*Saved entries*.
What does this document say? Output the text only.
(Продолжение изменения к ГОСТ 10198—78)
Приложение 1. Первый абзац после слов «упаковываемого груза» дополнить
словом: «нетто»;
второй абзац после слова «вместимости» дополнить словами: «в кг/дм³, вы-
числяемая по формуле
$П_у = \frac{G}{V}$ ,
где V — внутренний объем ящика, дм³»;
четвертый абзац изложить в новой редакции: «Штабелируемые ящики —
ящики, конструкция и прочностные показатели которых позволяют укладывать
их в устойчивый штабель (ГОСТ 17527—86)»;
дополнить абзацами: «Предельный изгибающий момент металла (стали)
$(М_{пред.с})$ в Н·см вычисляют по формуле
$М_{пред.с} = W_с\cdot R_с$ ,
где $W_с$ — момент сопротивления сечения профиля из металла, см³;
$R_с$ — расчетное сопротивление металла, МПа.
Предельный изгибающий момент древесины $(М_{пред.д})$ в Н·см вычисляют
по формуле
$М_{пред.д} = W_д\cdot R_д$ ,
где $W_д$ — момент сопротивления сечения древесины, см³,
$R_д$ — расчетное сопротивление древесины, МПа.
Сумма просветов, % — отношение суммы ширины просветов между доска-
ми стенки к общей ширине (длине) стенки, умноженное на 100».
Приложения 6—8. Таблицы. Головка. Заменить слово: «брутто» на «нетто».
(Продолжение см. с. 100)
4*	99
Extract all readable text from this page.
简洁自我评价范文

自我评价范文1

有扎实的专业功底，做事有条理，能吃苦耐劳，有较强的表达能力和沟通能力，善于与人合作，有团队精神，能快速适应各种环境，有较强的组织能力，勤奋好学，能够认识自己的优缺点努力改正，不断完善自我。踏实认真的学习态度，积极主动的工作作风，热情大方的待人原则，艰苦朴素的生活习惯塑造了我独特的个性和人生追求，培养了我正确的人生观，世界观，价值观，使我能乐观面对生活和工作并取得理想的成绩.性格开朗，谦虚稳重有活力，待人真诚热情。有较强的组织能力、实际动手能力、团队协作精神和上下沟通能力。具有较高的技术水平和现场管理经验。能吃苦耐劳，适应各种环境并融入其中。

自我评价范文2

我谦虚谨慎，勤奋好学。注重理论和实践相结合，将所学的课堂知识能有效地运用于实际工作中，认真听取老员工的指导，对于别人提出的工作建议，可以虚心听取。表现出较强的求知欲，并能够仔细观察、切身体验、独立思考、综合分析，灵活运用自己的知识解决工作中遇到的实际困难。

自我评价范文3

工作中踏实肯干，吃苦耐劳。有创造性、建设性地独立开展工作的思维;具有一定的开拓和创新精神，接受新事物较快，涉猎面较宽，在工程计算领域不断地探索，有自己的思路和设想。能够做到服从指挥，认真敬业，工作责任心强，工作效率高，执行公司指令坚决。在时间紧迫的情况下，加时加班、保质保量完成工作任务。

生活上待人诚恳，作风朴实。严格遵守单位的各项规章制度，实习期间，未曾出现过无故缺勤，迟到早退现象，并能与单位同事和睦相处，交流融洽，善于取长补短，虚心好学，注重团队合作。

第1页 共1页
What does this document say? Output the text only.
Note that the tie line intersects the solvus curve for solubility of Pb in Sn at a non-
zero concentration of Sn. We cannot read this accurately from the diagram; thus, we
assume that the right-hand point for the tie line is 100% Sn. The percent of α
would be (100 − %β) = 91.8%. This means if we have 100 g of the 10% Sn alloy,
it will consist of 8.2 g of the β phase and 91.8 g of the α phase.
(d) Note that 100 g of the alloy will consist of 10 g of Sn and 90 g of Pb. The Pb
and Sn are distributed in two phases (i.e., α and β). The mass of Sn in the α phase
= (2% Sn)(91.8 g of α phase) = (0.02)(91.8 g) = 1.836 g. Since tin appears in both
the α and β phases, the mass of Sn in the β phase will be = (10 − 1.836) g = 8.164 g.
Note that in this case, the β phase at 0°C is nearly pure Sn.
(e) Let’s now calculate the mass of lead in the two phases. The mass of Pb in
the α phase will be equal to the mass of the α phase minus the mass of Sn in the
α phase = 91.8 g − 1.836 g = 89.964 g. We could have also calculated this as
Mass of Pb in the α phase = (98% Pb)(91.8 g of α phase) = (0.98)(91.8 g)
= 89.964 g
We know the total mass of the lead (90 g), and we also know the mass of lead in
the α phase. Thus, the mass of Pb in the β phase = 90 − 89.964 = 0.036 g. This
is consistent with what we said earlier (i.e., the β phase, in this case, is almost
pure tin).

*INSTRUCTION*. Transcribe every entry exactly.

*OUTPUT OF THE EXERCISE*.
What does this document say? Output the text only.
(Продолжение изменения к ГОСТ 10198—78)
Приложение 1. Первый абзац после слов «упаковываемого груза» дополнить
словом: «нетто»;
второй абзац после слова «вместимости» дополнить словами: «в кг/дм³, вы-
числяемая по формуле
$П_у = \frac{G}{V}$ ,
где V — внутренний объем ящика, дм³»;
четвертый абзац изложить в новой редакции: «Штабелируемые ящики —
ящики, конструкция и прочностные показатели которых позволяют укладывать
их в устойчивый штабель (ГОСТ 17527—86)»;
дополнить абзацами: «Предельный изгибающий момент металла (стали)
$(М_{пред.с})$ в Н·см вычисляют по формуле
$М_{пред.с} = W_с\cdot R_с$ ,
где $W_с$ — момент сопротивления сечения профиля из металла, см³;
$R_с$ — расчетное сопротивление металла, МПа.
Предельный изгибающий момент древесины $(М_{пред.д})$ в Н·см вычисляют
по формуле
$М_{пред.д} = W_д\cdot R_д$ ,
где $W_д$ — момент сопротивления сечения древесины, см³,
$R_д$ — расчетное сопротивление древесины, МПа.
Сумма просветов, % — отношение суммы ширины просветов между доска-
ми стенки к общей ширине (длине) стенки, умноженное на 100».
Приложения 6—8. Таблицы. Головка. Заменить слово: «брутто» на «нетто».
(Продолжение см. с. 100)
4*	99
Extract all readable text from this page.
简洁自我评价范文

自我评价范文1

有扎实的专业功底，做事有条理，能吃苦耐劳，有较强的表达能力和沟通能力，善于与人合作，有团队精神，能快速适应各种环境，有较强的组织能力，勤奋好学，能够认识自己的优缺点努力改正，不断完善自我。踏实认真的学习态度，积极主动的工作作风，热情大方的待人原则，艰苦朴素的生活习惯塑造了我独特的个性和人生追求，培养了我正确的人生观，世界观，价值观，使我能乐观面对生活和工作并取得理想的成绩.性格开朗，谦虚稳重有活力，待人真诚热情。有较强的组织能力、实际动手能力、团队协作精神和上下沟通能力。具有较高的技术水平和现场管理经验。能吃苦耐劳，适应各种环境并融入其中。

自我评价范文2

我谦虚谨慎，勤奋好学。注重理论和实践相结合，将所学的课堂知识能有效地运用于实际工作中，认真听取老员工的指导，对于别人提出的工作建议，可以虚心听取。表现出较强的求知欲，并能够仔细观察、切身体验、独立思考、综合分析，灵活运用自己的知识解决工作中遇到的实际困难。

自我评价范文3

工作中踏实肯干，吃苦耐劳。有创造性、建设性地独立开展工作的思维;具有一定的开拓和创新精神，接受新事物较快，涉猎面较宽，在工程计算领域不断地探索，有自己的思路和设想。能够做到服从指挥，认真敬业，工作责任心强，工作效率高，执行公司指令坚决。在时间紧迫的情况下，加时加班、保质保量完成工作任务。

生活上待人诚恳，作风朴实。严格遵守单位的各项规章制度，实习期间，未曾出现过无故缺勤，迟到早退现象，并能与单位同事和睦相处，交流融洽，善于取长补短，虚心好学，注重团队合作。

第1页 共1页
What does this document say? Output the text only.
Note that the tie line intersects the solvus curve for solubility of Pb in Sn at a non-
zero concentration of Sn. We cannot read this accurately from the diagram; thus, we
assume that the right-hand point for the tie line is 100% Sn. The percent of α
would be (100 − %β) = 91.8%. This means if we have 100 g of the 10% Sn alloy,
it will consist of 8.2 g of the β phase and 91.8 g of the α phase.
(d) Note that 100 g of the alloy will consist of 10 g of Sn and 90 g of Pb. The Pb
and Sn are distributed in two phases (i.e., α and β). The mass of Sn in the α phase
= (2% Sn)(91.8 g of α phase) = (0.02)(91.8 g) = 1.836 g. Since tin appears in both
the α and β phases, the mass of Sn in the β phase will be = (10 − 1.836) g = 8.164 g.
Note that in this case, the β phase at 0°C is nearly pure Sn.
(e) Let’s now calculate the mass of lead in the two phases. The mass of Pb in
the α phase will be equal to the mass of the α phase minus the mass of Sn in the
α phase = 91.8 g − 1.836 g = 89.964 g. We could have also calculated this as
Mass of Pb in the α phase = (98% Pb)(91.8 g of α phase) = (0.98)(91.8 g)
= 89.964 g
We know the total mass of the lead (90 g), and we also know the mass of lead in
the α phase. Thus, the mass of Pb in the β phase = 90 − 89.964 = 0.036 g. This
is consistent with what we said earlier (i.e., the β phase, in this case, is almost
pure tin).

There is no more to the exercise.